Segment Start: DATA FOR ANALYSIS
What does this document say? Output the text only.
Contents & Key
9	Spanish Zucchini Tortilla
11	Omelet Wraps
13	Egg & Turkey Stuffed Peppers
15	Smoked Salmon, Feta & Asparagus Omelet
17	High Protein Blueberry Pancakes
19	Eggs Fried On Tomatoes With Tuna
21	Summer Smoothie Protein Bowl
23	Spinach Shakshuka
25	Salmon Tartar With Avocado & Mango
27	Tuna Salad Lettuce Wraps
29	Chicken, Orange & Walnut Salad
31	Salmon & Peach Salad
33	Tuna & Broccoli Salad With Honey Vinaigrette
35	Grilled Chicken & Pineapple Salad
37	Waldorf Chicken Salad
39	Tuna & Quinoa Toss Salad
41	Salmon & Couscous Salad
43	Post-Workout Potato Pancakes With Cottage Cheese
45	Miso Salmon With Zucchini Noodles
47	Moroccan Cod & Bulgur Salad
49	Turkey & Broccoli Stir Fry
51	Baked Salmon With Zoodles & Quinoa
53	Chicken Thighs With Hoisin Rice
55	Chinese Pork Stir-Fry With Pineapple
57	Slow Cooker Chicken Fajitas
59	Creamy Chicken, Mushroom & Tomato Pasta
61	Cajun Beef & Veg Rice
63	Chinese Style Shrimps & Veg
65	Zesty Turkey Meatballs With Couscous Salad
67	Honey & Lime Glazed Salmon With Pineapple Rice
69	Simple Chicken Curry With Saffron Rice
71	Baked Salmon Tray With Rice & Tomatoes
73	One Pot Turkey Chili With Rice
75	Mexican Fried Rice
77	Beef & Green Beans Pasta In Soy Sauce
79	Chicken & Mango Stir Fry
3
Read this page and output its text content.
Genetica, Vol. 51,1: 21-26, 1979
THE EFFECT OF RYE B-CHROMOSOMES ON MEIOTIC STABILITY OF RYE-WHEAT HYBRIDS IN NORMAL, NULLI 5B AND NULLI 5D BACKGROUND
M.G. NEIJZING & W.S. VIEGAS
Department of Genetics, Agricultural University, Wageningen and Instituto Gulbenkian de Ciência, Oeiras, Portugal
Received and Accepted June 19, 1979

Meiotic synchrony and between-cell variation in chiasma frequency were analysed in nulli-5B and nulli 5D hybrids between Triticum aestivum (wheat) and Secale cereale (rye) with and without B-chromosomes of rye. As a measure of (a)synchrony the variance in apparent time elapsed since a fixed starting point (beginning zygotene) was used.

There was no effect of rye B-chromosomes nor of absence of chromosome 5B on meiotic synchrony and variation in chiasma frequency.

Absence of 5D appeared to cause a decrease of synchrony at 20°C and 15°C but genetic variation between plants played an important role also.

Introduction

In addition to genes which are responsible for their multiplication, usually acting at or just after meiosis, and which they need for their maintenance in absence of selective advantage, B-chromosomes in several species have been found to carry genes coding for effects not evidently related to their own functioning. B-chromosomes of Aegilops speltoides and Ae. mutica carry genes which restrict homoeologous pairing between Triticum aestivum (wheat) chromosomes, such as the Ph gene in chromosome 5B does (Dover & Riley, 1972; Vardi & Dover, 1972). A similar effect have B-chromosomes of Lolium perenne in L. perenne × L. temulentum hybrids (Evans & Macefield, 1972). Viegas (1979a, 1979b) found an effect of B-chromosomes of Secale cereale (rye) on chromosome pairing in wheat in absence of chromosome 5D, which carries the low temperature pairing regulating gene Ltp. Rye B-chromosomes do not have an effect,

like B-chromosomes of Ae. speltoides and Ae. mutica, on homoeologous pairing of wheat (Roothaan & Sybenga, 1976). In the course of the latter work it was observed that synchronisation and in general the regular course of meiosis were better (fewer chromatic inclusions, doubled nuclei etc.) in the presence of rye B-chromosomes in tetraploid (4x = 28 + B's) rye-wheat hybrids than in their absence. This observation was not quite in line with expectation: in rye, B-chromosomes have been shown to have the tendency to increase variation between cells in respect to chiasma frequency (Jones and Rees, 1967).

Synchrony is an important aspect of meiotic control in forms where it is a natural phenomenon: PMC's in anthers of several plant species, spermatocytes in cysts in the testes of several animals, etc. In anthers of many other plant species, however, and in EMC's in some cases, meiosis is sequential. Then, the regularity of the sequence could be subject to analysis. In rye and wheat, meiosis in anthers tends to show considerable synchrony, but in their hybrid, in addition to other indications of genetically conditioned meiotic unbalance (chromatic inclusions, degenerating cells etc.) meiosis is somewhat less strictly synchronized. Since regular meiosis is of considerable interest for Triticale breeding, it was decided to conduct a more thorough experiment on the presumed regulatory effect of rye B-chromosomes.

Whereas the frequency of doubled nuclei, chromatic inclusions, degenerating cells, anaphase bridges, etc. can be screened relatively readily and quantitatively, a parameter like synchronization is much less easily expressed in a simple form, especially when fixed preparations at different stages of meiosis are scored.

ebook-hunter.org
Segment End: DATA FOR ANALYSIS
Retype the material exactly.

What does this document say? Output the text only.
Contents & Key
9	Spanish Zucchini Tortilla
11	Omelet Wraps
13	Egg & Turkey Stuffed Peppers
15	Smoked Salmon, Feta & Asparagus Omelet
17	High Protein Blueberry Pancakes
19	Eggs Fried On Tomatoes With Tuna
21	Summer Smoothie Protein Bowl
23	Spinach Shakshuka
25	Salmon Tartar With Avocado & Mango
27	Tuna Salad Lettuce Wraps
29	Chicken, Orange & Walnut Salad
31	Salmon & Peach Salad
33	Tuna & Broccoli Salad With Honey Vinaigrette
35	Grilled Chicken & Pineapple Salad
37	Waldorf Chicken Salad
39	Tuna & Quinoa Toss Salad
41	Salmon & Couscous Salad
43	Post-Workout Potato Pancakes With Cottage Cheese
45	Miso Salmon With Zucchini Noodles
47	Moroccan Cod & Bulgur Salad
49	Turkey & Broccoli Stir Fry
51	Baked Salmon With Zoodles & Quinoa
53	Chicken Thighs With Hoisin Rice
55	Chinese Pork Stir-Fry With Pineapple
57	Slow Cooker Chicken Fajitas
59	Creamy Chicken, Mushroom & Tomato Pasta
61	Cajun Beef & Veg Rice
63	Chinese Style Shrimps & Veg
65	Zesty Turkey Meatballs With Couscous Salad
67	Honey & Lime Glazed Salmon With Pineapple Rice
69	Simple Chicken Curry With Saffron Rice
71	Baked Salmon Tray With Rice & Tomatoes
73	One Pot Turkey Chili With Rice
75	Mexican Fried Rice
77	Beef & Green Beans Pasta In Soy Sauce
79	Chicken & Mango Stir Fry
3
Read this page and output its text content.
Genetica, Vol. 51,1: 21-26, 1979
THE EFFECT OF RYE B-CHROMOSOMES ON MEIOTIC STABILITY OF RYE-WHEAT HYBRIDS IN NORMAL, NULLI 5B AND NULLI 5D BACKGROUND
M.G. NEIJZING & W.S. VIEGAS
Department of Genetics, Agricultural University, Wageningen and Instituto Gulbenkian de Ciência, Oeiras, Portugal
Received and Accepted June 19, 1979

Meiotic synchrony and between-cell variation in chiasma frequency were analysed in nulli-5B and nulli 5D hybrids between Triticum aestivum (wheat) and Secale cereale (rye) with and without B-chromosomes of rye. As a measure of (a)synchrony the variance in apparent time elapsed since a fixed starting point (beginning zygotene) was used.

There was no effect of rye B-chromosomes nor of absence of chromosome 5B on meiotic synchrony and variation in chiasma frequency.

Absence of 5D appeared to cause a decrease of synchrony at 20°C and 15°C but genetic variation between plants played an important role also.

Introduction

In addition to genes which are responsible for their multiplication, usually acting at or just after meiosis, and which they need for their maintenance in absence of selective advantage, B-chromosomes in several species have been found to carry genes coding for effects not evidently related to their own functioning. B-chromosomes of Aegilops speltoides and Ae. mutica carry genes which restrict homoeologous pairing between Triticum aestivum (wheat) chromosomes, such as the Ph gene in chromosome 5B does (Dover & Riley, 1972; Vardi & Dover, 1972). A similar effect have B-chromosomes of Lolium perenne in L. perenne × L. temulentum hybrids (Evans & Macefield, 1972). Viegas (1979a, 1979b) found an effect of B-chromosomes of Secale cereale (rye) on chromosome pairing in wheat in absence of chromosome 5D, which carries the low temperature pairing regulating gene Ltp. Rye B-chromosomes do not have an effect,

like B-chromosomes of Ae. speltoides and Ae. mutica, on homoeologous pairing of wheat (Roothaan & Sybenga, 1976). In the course of the latter work it was observed that synchronisation and in general the regular course of meiosis were better (fewer chromatic inclusions, doubled nuclei etc.) in the presence of rye B-chromosomes in tetraploid (4x = 28 + B's) rye-wheat hybrids than in their absence. This observation was not quite in line with expectation: in rye, B-chromosomes have been shown to have the tendency to increase variation between cells in respect to chiasma frequency (Jones and Rees, 1967).

Synchrony is an important aspect of meiotic control in forms where it is a natural phenomenon: PMC's in anthers of several plant species, spermatocytes in cysts in the testes of several animals, etc. In anthers of many other plant species, however, and in EMC's in some cases, meiosis is sequential. Then, the regularity of the sequence could be subject to analysis. In rye and wheat, meiosis in anthers tends to show considerable synchrony, but in their hybrid, in addition to other indications of genetically conditioned meiotic unbalance (chromatic inclusions, degenerating cells etc.) meiosis is somewhat less strictly synchronized. Since regular meiosis is of considerable interest for Triticale breeding, it was decided to conduct a more thorough experiment on the presumed regulatory effect of rye B-chromosomes.

Whereas the frequency of doubled nuclei, chromatic inclusions, degenerating cells, anaphase bridges, etc. can be screened relatively readily and quantitatively, a parameter like synchronization is much less easily expressed in a simple form, especially when fixed preparations at different stages of meiosis are scored.

ebook-hunter.org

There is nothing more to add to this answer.